● Data:
>> begin

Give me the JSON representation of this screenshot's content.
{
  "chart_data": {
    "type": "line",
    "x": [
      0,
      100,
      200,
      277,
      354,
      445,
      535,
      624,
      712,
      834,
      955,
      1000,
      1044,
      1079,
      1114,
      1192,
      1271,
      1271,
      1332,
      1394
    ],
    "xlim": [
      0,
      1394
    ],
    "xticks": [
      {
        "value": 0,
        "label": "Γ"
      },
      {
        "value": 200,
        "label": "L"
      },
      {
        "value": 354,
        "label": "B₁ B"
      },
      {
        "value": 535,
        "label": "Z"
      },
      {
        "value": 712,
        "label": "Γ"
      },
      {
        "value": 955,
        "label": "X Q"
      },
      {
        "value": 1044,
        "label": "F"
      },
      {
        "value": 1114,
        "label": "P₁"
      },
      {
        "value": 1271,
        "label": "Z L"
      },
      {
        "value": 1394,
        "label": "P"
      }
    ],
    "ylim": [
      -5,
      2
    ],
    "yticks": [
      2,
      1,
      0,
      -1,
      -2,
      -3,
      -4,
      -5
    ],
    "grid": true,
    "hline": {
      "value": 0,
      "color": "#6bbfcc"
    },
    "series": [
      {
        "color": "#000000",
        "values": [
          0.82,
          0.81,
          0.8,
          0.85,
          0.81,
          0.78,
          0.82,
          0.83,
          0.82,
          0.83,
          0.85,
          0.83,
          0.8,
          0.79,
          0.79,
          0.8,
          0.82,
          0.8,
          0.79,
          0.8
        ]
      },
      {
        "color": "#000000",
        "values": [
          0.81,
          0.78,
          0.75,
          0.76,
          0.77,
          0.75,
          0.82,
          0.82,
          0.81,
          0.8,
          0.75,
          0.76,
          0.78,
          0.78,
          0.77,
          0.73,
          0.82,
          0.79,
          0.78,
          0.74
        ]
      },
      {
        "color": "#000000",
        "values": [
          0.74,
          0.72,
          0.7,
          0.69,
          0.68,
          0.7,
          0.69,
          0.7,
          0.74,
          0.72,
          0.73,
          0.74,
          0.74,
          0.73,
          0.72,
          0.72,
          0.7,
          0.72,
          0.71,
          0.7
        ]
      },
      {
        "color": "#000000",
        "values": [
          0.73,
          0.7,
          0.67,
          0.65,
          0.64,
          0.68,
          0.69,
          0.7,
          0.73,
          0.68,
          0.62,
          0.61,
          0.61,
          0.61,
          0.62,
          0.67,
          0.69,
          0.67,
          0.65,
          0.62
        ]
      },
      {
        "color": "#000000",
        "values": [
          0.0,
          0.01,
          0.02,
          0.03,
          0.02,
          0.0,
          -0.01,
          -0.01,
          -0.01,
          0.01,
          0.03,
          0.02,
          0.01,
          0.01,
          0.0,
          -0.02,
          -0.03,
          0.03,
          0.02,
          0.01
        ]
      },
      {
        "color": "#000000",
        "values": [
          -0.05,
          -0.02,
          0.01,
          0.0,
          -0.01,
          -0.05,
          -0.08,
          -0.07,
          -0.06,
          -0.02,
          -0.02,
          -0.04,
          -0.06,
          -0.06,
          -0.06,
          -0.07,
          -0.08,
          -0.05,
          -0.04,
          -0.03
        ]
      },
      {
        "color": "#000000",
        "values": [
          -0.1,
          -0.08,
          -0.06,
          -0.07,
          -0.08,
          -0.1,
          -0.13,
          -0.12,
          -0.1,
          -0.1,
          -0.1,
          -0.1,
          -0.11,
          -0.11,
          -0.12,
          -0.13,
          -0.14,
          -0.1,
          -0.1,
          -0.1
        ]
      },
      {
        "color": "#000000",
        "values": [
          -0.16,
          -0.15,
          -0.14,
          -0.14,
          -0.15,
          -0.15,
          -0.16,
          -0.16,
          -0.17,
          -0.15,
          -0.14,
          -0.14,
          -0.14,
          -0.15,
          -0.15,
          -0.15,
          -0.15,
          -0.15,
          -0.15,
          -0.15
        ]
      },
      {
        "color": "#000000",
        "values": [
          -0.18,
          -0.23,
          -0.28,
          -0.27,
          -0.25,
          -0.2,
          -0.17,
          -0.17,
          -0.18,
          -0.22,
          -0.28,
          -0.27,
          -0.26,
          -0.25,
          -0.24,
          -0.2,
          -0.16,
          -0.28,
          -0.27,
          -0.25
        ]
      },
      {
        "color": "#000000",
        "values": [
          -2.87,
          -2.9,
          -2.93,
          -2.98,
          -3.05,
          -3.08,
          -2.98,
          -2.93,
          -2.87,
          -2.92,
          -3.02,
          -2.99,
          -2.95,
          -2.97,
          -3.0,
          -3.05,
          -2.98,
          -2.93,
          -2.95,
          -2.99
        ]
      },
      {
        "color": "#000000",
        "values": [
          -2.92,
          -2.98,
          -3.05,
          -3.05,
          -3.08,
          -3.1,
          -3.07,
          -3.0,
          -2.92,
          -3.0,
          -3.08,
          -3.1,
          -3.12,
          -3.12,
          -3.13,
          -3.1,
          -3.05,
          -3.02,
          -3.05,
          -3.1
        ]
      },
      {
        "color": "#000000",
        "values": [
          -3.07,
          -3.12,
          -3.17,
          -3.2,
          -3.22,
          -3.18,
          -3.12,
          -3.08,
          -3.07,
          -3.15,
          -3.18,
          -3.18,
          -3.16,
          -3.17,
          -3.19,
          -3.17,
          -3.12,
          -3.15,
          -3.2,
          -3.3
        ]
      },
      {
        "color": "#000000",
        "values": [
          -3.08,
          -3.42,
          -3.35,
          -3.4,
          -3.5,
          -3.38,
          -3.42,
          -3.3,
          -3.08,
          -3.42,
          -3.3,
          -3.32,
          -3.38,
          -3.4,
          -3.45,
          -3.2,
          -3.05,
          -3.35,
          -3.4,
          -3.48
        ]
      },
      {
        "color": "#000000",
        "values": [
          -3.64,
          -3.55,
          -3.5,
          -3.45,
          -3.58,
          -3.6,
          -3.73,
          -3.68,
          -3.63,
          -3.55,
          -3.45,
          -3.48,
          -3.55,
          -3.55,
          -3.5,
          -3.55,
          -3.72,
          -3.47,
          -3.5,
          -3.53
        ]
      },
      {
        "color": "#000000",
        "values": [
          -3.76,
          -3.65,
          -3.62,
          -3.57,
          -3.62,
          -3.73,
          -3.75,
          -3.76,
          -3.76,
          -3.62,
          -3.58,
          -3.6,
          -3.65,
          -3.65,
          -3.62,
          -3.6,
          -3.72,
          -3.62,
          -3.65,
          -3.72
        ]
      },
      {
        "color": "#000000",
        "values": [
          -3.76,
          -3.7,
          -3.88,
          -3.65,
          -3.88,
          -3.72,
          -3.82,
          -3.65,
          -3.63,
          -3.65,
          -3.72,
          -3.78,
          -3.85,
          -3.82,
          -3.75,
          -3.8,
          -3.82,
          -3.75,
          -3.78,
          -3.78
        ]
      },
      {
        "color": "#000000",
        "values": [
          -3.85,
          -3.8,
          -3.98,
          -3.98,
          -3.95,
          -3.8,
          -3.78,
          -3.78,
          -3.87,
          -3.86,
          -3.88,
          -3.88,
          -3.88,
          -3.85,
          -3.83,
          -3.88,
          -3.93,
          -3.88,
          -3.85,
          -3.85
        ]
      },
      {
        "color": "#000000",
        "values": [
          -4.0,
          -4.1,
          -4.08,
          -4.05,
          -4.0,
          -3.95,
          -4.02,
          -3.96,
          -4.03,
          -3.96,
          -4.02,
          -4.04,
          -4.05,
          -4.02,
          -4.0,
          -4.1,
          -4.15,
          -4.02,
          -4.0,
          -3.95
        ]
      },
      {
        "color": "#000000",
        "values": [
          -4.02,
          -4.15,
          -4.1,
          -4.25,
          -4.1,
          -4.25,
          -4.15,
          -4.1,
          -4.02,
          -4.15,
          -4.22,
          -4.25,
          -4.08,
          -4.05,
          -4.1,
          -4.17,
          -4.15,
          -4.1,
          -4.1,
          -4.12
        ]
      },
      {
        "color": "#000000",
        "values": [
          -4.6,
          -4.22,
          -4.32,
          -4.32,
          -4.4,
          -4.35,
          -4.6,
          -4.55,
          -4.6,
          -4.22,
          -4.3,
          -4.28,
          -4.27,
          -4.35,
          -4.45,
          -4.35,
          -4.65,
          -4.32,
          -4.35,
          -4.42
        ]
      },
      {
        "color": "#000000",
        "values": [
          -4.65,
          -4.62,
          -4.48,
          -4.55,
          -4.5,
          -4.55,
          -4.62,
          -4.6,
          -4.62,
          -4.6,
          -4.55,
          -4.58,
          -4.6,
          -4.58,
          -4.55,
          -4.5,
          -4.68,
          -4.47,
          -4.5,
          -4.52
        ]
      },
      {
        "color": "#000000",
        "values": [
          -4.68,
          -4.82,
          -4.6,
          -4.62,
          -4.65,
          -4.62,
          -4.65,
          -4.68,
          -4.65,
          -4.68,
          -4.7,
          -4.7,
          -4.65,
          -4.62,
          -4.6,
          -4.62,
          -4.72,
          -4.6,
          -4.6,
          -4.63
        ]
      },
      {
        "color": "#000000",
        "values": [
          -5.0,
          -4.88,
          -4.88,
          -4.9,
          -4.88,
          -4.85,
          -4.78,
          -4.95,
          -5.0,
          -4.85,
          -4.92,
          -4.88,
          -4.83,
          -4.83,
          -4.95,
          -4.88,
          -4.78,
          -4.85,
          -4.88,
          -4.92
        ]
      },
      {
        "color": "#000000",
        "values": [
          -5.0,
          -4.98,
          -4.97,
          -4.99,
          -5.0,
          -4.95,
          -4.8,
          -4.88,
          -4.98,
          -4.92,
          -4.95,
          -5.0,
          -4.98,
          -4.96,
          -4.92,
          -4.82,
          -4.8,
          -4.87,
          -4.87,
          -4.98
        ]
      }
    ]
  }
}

>> end

● Aim of the task: Using the listing above, return all lines where the word "label" occurs.

● Solution to the exercise:
        "label": "Γ"
        "label": "L"
        "label": "B₁ B"
        "label": "Z"
        "label": "Γ"
        "label": "X Q"
        "label": "F"
        "label": "P₁"
        "label": "Z L"
        "label": "P"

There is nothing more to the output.